▶ **WORK TO COMPLETE**: What is the number of lines that include the word "Therapeutic"? Provide only that figure.

▶ **MATERIAL**:
──────────────────────────────
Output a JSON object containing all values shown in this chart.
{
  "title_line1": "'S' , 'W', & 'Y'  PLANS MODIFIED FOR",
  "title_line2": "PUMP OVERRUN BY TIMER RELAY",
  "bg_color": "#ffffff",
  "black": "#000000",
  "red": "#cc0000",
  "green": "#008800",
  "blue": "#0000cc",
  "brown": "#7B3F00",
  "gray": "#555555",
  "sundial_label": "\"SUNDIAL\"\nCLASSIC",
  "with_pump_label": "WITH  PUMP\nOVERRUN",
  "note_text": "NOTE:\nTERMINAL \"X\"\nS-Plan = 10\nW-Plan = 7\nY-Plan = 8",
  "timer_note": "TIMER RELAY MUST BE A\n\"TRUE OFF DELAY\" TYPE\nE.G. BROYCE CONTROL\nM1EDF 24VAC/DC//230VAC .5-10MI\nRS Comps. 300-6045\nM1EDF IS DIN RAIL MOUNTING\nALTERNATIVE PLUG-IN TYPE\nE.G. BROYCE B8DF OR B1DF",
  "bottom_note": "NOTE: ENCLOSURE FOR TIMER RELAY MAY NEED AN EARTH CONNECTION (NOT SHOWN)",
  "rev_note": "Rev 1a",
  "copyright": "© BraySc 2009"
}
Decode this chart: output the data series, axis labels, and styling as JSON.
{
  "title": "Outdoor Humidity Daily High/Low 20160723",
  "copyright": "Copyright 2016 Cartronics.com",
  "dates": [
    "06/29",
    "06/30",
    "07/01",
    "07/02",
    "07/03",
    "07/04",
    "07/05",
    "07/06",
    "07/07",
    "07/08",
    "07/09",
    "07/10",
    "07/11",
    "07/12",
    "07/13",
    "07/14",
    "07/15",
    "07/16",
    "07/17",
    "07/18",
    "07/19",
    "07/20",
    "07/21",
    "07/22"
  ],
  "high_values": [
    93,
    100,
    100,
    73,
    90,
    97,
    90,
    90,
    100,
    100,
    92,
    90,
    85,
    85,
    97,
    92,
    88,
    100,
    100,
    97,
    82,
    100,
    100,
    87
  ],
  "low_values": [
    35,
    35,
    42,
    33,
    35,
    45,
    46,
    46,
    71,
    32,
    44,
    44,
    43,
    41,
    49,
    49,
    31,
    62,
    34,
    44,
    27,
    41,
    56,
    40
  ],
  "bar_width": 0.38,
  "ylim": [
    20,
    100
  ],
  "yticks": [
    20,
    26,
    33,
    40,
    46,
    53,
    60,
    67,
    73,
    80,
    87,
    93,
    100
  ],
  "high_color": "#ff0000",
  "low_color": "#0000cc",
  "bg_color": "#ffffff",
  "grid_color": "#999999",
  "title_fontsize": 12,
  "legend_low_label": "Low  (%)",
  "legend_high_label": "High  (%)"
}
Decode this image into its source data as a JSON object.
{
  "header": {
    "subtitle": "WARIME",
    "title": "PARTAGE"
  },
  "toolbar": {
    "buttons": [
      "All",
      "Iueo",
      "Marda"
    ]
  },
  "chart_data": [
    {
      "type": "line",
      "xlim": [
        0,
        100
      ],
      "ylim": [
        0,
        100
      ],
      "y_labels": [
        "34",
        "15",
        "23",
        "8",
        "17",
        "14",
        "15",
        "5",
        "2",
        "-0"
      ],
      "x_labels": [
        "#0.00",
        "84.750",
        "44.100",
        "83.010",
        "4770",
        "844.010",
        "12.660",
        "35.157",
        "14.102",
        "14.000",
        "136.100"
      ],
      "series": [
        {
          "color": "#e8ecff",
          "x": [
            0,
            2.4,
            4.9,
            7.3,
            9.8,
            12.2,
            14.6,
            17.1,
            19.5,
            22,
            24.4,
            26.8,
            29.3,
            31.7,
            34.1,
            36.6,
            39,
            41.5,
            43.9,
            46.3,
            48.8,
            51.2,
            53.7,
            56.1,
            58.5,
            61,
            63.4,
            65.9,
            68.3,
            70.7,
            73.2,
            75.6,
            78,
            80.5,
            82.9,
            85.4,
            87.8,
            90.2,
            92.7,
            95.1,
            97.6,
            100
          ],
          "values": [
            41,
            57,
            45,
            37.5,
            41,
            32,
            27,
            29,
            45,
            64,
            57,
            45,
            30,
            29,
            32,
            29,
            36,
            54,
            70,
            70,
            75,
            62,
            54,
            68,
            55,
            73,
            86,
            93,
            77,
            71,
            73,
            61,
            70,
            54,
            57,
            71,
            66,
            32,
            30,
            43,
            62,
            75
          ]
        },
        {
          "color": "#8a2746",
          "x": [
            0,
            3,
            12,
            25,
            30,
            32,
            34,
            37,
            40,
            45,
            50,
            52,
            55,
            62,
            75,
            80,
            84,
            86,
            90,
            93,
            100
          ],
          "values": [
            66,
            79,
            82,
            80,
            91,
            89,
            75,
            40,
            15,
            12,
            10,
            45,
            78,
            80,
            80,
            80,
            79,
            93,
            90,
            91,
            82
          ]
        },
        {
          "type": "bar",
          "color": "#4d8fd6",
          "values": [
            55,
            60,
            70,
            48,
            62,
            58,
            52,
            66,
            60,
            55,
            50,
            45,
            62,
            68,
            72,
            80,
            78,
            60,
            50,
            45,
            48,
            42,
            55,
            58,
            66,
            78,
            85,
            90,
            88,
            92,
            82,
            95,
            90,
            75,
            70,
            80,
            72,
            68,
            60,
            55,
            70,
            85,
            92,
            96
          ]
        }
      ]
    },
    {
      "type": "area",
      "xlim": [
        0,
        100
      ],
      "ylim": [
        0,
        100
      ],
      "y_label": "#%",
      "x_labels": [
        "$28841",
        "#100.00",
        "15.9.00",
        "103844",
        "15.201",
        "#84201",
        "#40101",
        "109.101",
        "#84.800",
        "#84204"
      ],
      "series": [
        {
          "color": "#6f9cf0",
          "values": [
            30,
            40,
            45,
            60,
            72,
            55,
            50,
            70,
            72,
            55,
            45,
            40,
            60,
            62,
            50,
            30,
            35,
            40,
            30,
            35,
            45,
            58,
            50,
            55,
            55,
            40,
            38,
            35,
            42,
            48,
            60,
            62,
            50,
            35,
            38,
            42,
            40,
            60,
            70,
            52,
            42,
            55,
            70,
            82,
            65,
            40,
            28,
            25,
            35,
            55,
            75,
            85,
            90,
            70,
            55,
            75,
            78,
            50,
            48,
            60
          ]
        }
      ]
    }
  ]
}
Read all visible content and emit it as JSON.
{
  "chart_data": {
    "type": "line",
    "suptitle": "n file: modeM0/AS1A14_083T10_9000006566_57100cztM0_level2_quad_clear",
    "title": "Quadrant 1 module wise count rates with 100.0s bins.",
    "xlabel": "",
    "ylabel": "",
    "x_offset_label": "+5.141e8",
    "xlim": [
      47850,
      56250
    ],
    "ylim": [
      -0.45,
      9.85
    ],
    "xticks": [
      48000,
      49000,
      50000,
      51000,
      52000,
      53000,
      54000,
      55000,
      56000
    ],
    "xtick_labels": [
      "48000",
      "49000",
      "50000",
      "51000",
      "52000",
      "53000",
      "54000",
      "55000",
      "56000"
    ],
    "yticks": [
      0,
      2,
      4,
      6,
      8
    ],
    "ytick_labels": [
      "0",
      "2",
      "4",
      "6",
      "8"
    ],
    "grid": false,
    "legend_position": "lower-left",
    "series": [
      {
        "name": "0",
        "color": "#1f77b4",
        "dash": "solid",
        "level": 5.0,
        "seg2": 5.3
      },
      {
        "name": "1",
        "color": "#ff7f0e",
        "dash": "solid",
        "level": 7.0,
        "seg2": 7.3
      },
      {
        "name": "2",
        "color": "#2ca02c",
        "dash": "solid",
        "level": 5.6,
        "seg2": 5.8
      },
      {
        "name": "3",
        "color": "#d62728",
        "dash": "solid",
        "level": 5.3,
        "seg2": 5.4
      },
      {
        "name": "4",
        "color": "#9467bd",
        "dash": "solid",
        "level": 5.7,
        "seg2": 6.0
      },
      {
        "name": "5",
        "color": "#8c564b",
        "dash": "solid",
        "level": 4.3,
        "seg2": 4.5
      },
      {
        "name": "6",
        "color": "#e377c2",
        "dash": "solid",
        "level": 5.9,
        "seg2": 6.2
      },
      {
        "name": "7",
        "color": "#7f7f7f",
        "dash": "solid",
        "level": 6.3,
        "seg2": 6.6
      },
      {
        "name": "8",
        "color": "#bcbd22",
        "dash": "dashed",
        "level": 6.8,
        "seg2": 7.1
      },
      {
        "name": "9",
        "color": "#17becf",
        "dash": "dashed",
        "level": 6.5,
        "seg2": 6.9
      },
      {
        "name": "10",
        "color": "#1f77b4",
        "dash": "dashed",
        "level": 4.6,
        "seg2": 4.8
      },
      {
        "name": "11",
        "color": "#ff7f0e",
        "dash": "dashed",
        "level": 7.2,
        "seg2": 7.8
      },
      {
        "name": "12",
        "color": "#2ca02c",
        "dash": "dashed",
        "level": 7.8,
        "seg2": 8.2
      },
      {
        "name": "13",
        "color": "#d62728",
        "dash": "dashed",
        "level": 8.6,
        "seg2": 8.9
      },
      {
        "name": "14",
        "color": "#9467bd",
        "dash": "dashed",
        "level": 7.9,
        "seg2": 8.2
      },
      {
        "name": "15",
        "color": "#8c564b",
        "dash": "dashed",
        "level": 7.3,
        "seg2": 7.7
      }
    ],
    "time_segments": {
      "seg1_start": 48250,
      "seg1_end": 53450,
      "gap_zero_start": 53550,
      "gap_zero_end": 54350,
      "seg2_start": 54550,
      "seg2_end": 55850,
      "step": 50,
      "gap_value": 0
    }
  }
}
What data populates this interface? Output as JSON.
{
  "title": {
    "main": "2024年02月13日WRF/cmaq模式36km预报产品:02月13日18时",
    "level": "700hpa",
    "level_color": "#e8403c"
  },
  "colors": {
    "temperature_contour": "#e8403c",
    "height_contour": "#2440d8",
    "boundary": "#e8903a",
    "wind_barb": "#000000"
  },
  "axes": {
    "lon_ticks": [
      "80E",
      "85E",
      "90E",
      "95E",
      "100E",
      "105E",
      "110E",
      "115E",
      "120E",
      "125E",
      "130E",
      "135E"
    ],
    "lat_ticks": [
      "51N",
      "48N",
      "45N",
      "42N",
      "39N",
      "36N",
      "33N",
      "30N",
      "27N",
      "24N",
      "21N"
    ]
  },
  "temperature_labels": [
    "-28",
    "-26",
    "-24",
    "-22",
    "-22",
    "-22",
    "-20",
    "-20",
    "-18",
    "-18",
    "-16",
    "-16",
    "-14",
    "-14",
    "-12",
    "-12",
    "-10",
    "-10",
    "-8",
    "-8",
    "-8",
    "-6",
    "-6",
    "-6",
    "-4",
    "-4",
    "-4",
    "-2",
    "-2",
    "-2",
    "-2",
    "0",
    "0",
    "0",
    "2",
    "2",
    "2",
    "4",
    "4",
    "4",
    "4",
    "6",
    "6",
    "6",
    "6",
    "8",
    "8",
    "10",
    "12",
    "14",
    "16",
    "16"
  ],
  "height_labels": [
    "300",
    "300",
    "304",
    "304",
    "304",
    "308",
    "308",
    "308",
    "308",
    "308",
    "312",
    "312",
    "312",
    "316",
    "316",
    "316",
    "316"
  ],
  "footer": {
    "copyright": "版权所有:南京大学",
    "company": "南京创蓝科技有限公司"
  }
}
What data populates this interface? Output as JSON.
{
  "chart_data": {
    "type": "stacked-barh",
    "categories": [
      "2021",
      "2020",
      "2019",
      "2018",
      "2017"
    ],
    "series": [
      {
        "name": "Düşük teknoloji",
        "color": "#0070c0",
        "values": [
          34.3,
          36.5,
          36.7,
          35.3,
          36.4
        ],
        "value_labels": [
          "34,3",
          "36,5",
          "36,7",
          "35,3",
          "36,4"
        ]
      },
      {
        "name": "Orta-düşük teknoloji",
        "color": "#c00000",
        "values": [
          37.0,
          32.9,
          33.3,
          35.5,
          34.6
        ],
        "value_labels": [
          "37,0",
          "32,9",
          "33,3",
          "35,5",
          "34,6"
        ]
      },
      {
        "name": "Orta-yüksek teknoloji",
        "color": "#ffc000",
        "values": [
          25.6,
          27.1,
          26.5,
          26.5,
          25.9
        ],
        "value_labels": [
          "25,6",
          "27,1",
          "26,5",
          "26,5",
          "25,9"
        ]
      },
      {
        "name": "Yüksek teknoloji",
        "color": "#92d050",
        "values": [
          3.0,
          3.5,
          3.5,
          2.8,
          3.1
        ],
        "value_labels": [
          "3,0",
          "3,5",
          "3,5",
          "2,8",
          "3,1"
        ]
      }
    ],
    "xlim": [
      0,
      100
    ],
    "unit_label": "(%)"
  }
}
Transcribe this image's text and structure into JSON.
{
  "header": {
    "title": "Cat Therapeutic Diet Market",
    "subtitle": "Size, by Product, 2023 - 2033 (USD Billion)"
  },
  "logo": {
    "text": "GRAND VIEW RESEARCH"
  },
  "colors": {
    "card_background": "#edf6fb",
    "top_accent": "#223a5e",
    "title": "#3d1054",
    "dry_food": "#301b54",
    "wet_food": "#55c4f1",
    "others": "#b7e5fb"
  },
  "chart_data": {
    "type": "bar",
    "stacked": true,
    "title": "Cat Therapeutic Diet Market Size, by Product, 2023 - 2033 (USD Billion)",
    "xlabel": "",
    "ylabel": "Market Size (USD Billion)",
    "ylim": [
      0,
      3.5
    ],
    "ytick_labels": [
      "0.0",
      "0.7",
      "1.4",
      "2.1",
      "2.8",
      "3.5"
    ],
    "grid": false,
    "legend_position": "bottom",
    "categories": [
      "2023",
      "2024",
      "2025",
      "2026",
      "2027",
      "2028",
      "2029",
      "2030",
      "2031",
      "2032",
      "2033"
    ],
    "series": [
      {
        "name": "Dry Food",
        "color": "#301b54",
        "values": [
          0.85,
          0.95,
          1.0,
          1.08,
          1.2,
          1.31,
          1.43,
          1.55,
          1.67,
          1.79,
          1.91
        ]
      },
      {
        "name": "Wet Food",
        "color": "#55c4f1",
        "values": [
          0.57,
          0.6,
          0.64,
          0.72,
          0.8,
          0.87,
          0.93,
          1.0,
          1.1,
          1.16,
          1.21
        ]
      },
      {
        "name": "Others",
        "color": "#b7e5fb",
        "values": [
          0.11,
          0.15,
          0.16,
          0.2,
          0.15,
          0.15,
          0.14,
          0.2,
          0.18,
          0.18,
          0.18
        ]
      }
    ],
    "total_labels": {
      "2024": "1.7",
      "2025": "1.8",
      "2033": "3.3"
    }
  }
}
──────────────────────────────
▶ **REPLY TO THE TASK**: 2